■ **Task material**:
_ _ _ _ _
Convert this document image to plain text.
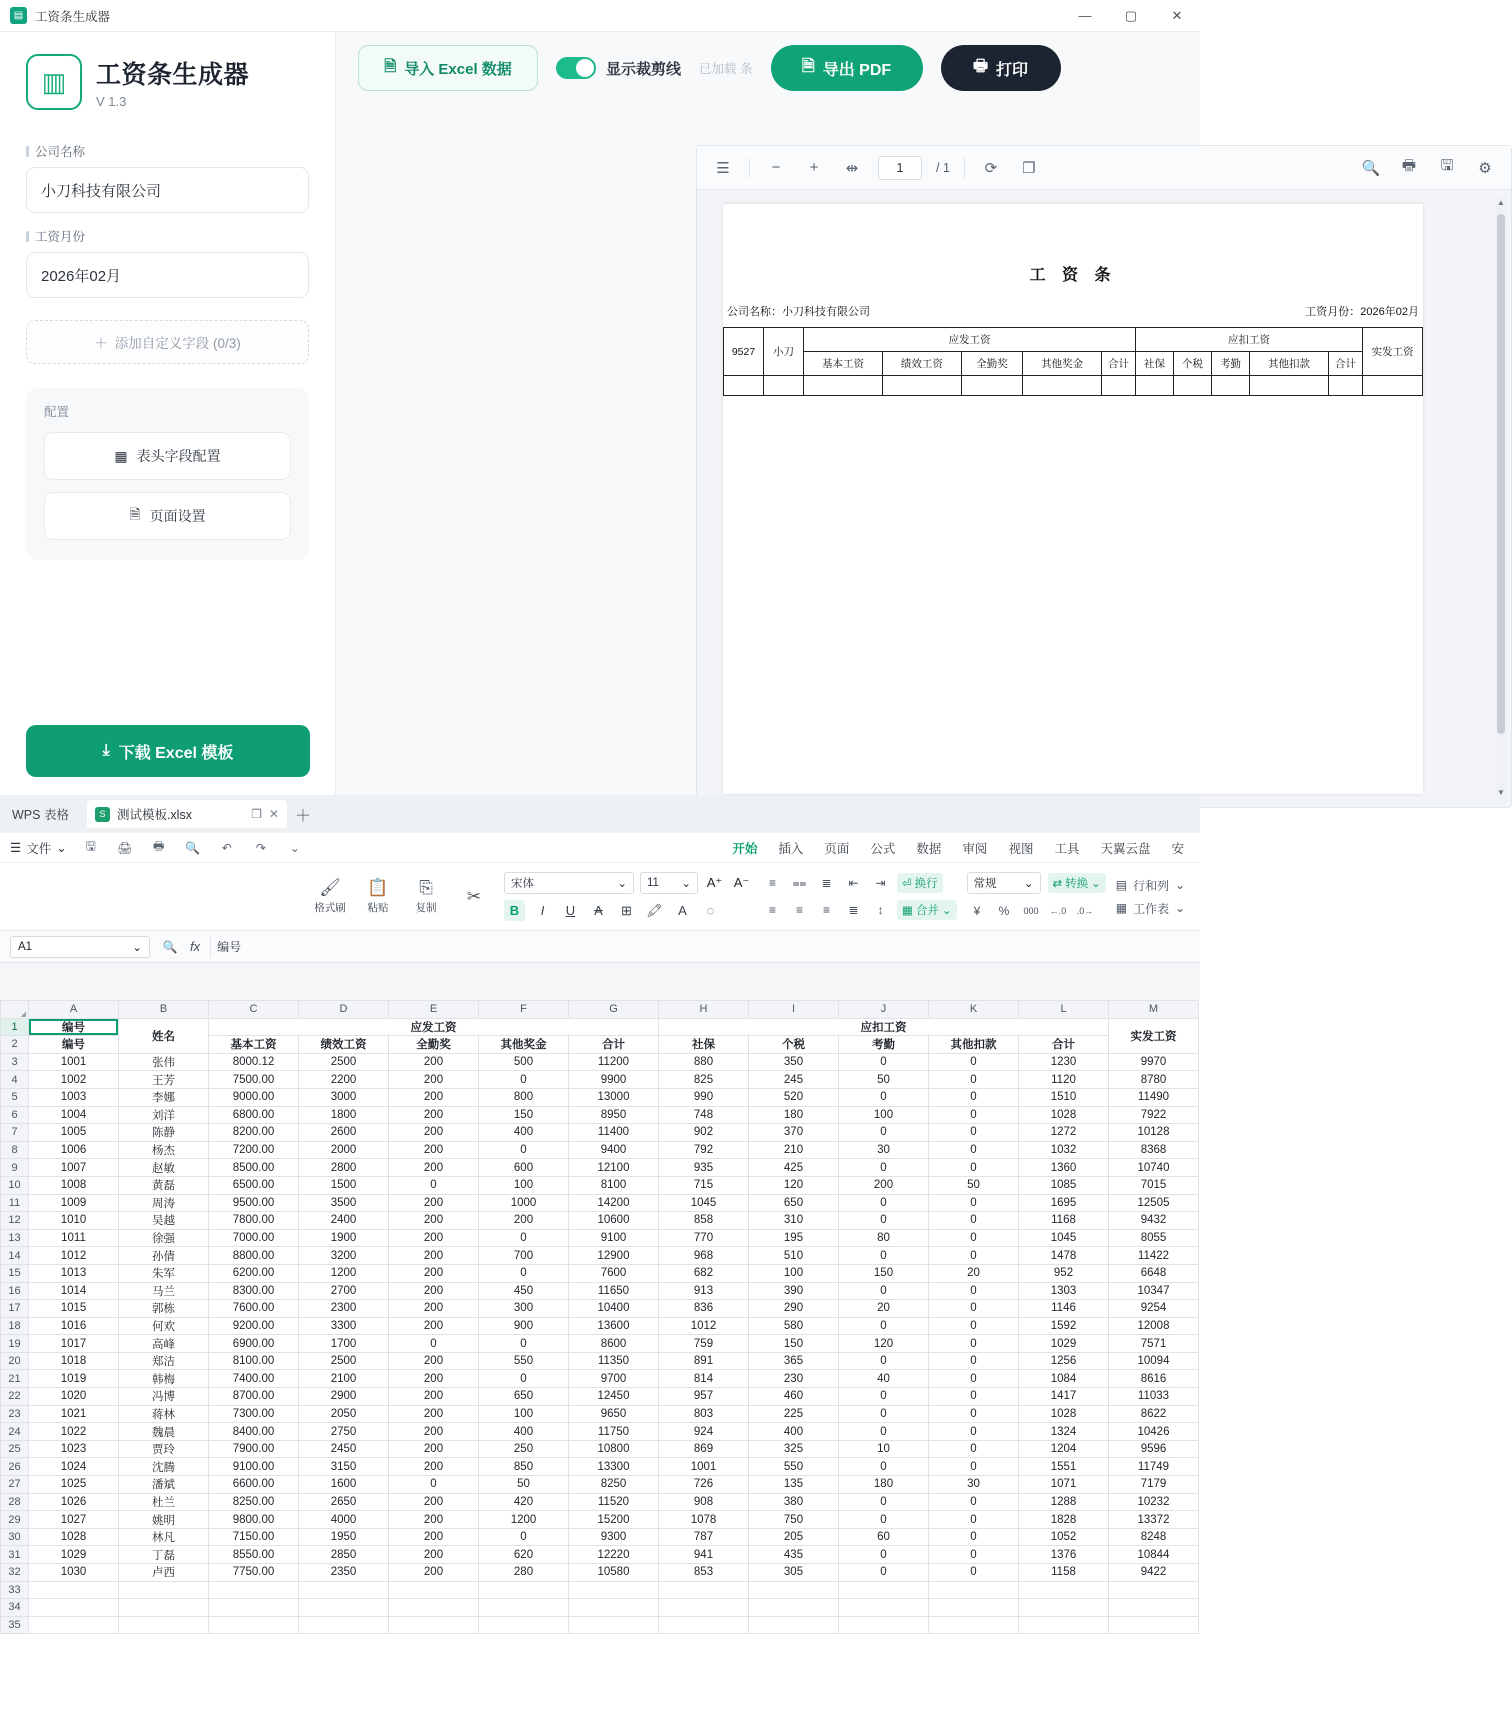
▤ 工资条生成器	—	▢	✕
▥	工资条生成器
V 1.3
公司名称
小刀科技有限公司
工资月份
2026年02月
＋ 添加自定义字段 (0/3)
配置
▦ 表头字段配置
🗎 页面设置
⤓ 下载 Excel 模板
🗎 导入 Excel 数据	显示裁剪线 已加载 条	🗎 导出 PDF	🖶 打印
☰	−	+	⇹	1	/ 1	⟳	❐	🔍	🖶	🖫	⚙
工 资 条
公司名称：小刀科技有限公司	工资月份：2026年02月
9527	小刀	应发工资					应扣工资					实发工资
		基本工资	绩效工资	全勤奖	其他奖金	合计	社保	个税	考勤	其他扣款	合计	

▲
▼
WPS 表格	S 测试模板.xlsx	❐ ✕ ＋
☰ 文件 ⌄	🖫	🖨	🖶	🔍	↶	↷	⌄	开始 插入 页面 公式 数据 审阅 视图 工具 天翼云盘 安
🖌
格式刷
📋
粘贴
⎘
复制
✂
宋体	⌄ 11 ⌄ A⁺ A⁻
B	I	U	A	⊞	🖍	A	◌
≡	⩵	≣	⇤	⇥	⏎ 换行
≡	≡	≡	≣	↕	▦ 合并 ⌄
常规 ⌄ ⇄ 转换 ⌄
¥	%	000	←.0 .0→
▤ 行和列 ⌄
▦ 工作表 ⌄
A1	⌄ 🔍 fx	编号
◢	A	B	C	D	E	F	G	H	I	J	K	L	M
1	编号	姓名	应发工资					应扣工资					实发工资
2	编号		基本工资	绩效工资	全勤奖	其他奖金	合计	社保	个税	考勤	其他扣款	合计	
3	1001	张伟	8000.12	2500	200	500	11200	880	350	0	0	1230	9970
4	1002	王芳	7500.00	2200	200	0	9900	825	245	50	0	1120	8780
5	1003	李娜	9000.00	3000	200	800	13000	990	520	0	0	1510	11490
6	1004	刘洋	6800.00	1800	200	150	8950	748	180	100	0	1028	7922
7	1005	陈静	8200.00	2600	200	400	11400	902	370	0	0	1272	10128
8	1006	杨杰	7200.00	2000	200	0	9400	792	210	30	0	1032	8368
9	1007	赵敏	8500.00	2800	200	600	12100	935	425	0	0	1360	10740
10	1008	黄磊	6500.00	1500	0	100	8100	715	120	200	50	1085	7015
11	1009	周涛	9500.00	3500	200	1000	14200	1045	650	0	0	1695	12505
12	1010	吴越	7800.00	2400	200	200	10600	858	310	0	0	1168	9432
13	1011	徐强	7000.00	1900	200	0	9100	770	195	80	0	1045	8055
14	1012	孙倩	8800.00	3200	200	700	12900	968	510	0	0	1478	11422
15	1013	朱军	6200.00	1200	200	0	7600	682	100	150	20	952	6648
16	1014	马兰	8300.00	2700	200	450	11650	913	390	0	0	1303	10347
17	1015	郭栋	7600.00	2300	200	300	10400	836	290	20	0	1146	9254
18	1016	何欢	9200.00	3300	200	900	13600	1012	580	0	0	1592	12008
19	1017	高峰	6900.00	1700	0	0	8600	759	150	120	0	1029	7571
20	1018	郑洁	8100.00	2500	200	550	11350	891	365	0	0	1256	10094
21	1019	韩梅	7400.00	2100	200	0	9700	814	230	40	0	1084	8616
22	1020	冯博	8700.00	2900	200	650	12450	957	460	0	0	1417	11033
23	1021	蒋林	7300.00	2050	200	100	9650	803	225	0	0	1028	8622
24	1022	魏晨	8400.00	2750	200	400	11750	924	400	0	0	1324	10426
25	1023	贾玲	7900.00	2450	200	250	10800	869	325	10	0	1204	9596
26	1024	沈腾	9100.00	3150	200	850	13300	1001	550	0	0	1551	11749
27	1025	潘斌	6600.00	1600	0	50	8250	726	135	180	30	1071	7179
28	1026	杜兰	8250.00	2650	200	420	11520	908	380	0	0	1288	10232
29	1027	姚明	9800.00	4000	200	1200	15200	1078	750	0	0	1828	13372
30	1028	林凡	7150.00	1950	200	0	9300	787	205	60	0	1052	8248
31	1029	丁磊	8550.00	2850	200	620	12220	941	435	0	0	1376	10844
32	1030	卢西	7750.00	2350	200	280	10580	853	305	0	0	1158	9422
33													
34													
35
_ _ _ _ _
■ **Instructions to follow**: Find the lines containing "其他扣款" and pull them out.

■ **In response**:
		基本工资	绩效工资	全勤奖	其他奖金	合计	社保	个税	考勤	其他扣款	合计	
2	编号		基本工资	绩效工资	全勤奖	其他奖金	合计	社保	个税	考勤	其他扣款	合计	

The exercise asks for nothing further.